# [INSTRUCTION]
Transcribe the listing below word for word.

# [SOURCE RECORDS]
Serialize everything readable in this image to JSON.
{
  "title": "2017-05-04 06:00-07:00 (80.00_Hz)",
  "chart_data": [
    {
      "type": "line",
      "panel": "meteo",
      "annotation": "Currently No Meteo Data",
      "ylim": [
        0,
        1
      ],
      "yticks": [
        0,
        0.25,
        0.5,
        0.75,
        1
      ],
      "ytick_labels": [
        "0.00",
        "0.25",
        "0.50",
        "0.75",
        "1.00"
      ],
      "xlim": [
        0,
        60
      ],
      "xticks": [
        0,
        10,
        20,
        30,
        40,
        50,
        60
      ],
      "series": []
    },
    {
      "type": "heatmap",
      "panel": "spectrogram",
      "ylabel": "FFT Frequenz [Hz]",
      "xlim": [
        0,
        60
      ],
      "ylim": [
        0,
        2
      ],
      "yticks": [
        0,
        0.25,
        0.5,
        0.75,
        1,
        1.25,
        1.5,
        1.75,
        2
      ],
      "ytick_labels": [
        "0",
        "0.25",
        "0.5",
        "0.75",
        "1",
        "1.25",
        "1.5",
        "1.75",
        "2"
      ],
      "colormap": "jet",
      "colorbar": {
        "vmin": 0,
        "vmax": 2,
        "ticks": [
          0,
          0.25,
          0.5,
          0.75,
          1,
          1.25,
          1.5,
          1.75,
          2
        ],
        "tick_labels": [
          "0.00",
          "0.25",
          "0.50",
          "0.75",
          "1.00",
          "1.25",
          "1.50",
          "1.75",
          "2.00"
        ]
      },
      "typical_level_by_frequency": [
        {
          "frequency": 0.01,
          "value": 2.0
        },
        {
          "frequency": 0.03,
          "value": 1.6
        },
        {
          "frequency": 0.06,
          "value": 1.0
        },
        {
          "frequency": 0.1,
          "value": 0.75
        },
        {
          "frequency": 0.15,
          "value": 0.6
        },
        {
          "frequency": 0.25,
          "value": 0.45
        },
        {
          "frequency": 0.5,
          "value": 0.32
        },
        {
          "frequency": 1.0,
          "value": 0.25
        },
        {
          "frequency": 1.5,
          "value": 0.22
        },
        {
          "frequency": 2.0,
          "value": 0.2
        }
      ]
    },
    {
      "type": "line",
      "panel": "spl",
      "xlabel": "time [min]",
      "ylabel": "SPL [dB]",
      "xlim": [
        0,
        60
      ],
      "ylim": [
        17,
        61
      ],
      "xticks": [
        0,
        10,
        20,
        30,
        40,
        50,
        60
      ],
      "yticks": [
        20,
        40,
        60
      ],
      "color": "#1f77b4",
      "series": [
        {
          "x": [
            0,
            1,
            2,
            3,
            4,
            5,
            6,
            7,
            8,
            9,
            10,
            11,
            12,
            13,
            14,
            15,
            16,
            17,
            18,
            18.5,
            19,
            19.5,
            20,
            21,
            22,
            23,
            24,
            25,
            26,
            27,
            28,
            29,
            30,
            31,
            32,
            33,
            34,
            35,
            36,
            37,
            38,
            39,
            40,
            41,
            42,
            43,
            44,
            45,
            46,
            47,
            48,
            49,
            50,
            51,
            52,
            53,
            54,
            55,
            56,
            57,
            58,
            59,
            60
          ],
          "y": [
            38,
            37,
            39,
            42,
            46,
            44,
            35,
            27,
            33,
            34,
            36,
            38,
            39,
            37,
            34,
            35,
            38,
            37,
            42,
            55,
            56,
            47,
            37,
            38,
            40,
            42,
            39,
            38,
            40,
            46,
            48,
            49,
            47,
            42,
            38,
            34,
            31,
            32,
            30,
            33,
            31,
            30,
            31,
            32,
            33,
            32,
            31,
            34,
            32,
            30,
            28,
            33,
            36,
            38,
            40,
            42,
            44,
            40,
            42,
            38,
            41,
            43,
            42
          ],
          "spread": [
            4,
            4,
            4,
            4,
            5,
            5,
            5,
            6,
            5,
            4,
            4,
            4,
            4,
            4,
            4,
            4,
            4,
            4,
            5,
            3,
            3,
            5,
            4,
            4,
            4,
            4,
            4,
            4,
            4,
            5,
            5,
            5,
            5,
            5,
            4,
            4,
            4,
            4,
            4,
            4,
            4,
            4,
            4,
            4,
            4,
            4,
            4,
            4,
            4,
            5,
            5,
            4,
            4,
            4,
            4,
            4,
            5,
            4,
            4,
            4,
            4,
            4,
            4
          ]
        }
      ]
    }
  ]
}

# [FINISHED EXERCISE]
Serialize everything readable in this image to JSON.
{
  "title": "2017-05-04 06:00-07:00 (80.00_Hz)",
  "chart_data": [
    {
      "type": "line",
      "panel": "meteo",
      "annotation": "Currently No Meteo Data",
      "ylim": [
        0,
        1
      ],
      "yticks": [
        0,
        0.25,
        0.5,
        0.75,
        1
      ],
      "ytick_labels": [
        "0.00",
        "0.25",
        "0.50",
        "0.75",
        "1.00"
      ],
      "xlim": [
        0,
        60
      ],
      "xticks": [
        0,
        10,
        20,
        30,
        40,
        50,
        60
      ],
      "series": []
    },
    {
      "type": "heatmap",
      "panel": "spectrogram",
      "ylabel": "FFT Frequenz [Hz]",
      "xlim": [
        0,
        60
      ],
      "ylim": [
        0,
        2
      ],
      "yticks": [
        0,
        0.25,
        0.5,
        0.75,
        1,
        1.25,
        1.5,
        1.75,
        2
      ],
      "ytick_labels": [
        "0",
        "0.25",
        "0.5",
        "0.75",
        "1",
        "1.25",
        "1.5",
        "1.75",
        "2"
      ],
      "colormap": "jet",
      "colorbar": {
        "vmin": 0,
        "vmax": 2,
        "ticks": [
          0,
          0.25,
          0.5,
          0.75,
          1,
          1.25,
          1.5,
          1.75,
          2
        ],
        "tick_labels": [
          "0.00",
          "0.25",
          "0.50",
          "0.75",
          "1.00",
          "1.25",
          "1.50",
          "1.75",
          "2.00"
        ]
      },
      "typical_level_by_frequency": [
        {
          "frequency": 0.01,
          "value": 2.0
        },
        {
          "frequency": 0.03,
          "value": 1.6
        },
        {
          "frequency": 0.06,
          "value": 1.0
        },
        {
          "frequency": 0.1,
          "value": 0.75
        },
        {
          "frequency": 0.15,
          "value": 0.6
        },
        {
          "frequency": 0.25,
          "value": 0.45
        },
        {
          "frequency": 0.5,
          "value": 0.32
        },
        {
          "frequency": 1.0,
          "value": 0.25
        },
        {
          "frequency": 1.5,
          "value": 0.22
        },
        {
          "frequency": 2.0,
          "value": 0.2
        }
      ]
    },
    {
      "type": "line",
      "panel": "spl",
      "xlabel": "time [min]",
      "ylabel": "SPL [dB]",
      "xlim": [
        0,
        60
      ],
      "ylim": [
        17,
        61
      ],
      "xticks": [
        0,
        10,
        20,
        30,
        40,
        50,
        60
      ],
      "yticks": [
        20,
        40,
        60
      ],
      "color": "#1f77b4",
      "series": [
        {
          "x": [
            0,
            1,
            2,
            3,
            4,
            5,
            6,
            7,
            8,
            9,
            10,
            11,
            12,
            13,
            14,
            15,
            16,
            17,
            18,
            18.5,
            19,
            19.5,
            20,
            21,
            22,
            23,
            24,
            25,
            26,
            27,
            28,
            29,
            30,
            31,
            32,
            33,
            34,
            35,
            36,
            37,
            38,
            39,
            40,
            41,
            42,
            43,
            44,
            45,
            46,
            47,
            48,
            49,
            50,
            51,
            52,
            53,
            54,
            55,
            56,
            57,
            58,
            59,
            60
          ],
          "y": [
            38,
            37,
            39,
            42,
            46,
            44,
            35,
            27,
            33,
            34,
            36,
            38,
            39,
            37,
            34,
            35,
            38,
            37,
            42,
            55,
            56,
            47,
            37,
            38,
            40,
            42,
            39,
            38,
            40,
            46,
            48,
            49,
            47,
            42,
            38,
            34,
            31,
            32,
            30,
            33,
            31,
            30,
            31,
            32,
            33,
            32,
            31,
            34,
            32,
            30,
            28,
            33,
            36,
            38,
            40,
            42,
            44,
            40,
            42,
            38,
            41,
            43,
            42
          ],
          "spread": [
            4,
            4,
            4,
            4,
            5,
            5,
            5,
            6,
            5,
            4,
            4,
            4,
            4,
            4,
            4,
            4,
            4,
            4,
            5,
            3,
            3,
            5,
            4,
            4,
            4,
            4,
            4,
            4,
            4,
            5,
            5,
            5,
            5,
            5,
            4,
            4,
            4,
            4,
            4,
            4,
            4,
            4,
            4,
            4,
            4,
            4,
            4,
            4,
            4,
            5,
            5,
            4,
            4,
            4,
            4,
            4,
            5,
            4,
            4,
            4,
            4,
            4,
            4
          ]
        }
      ]
    }
  ]
}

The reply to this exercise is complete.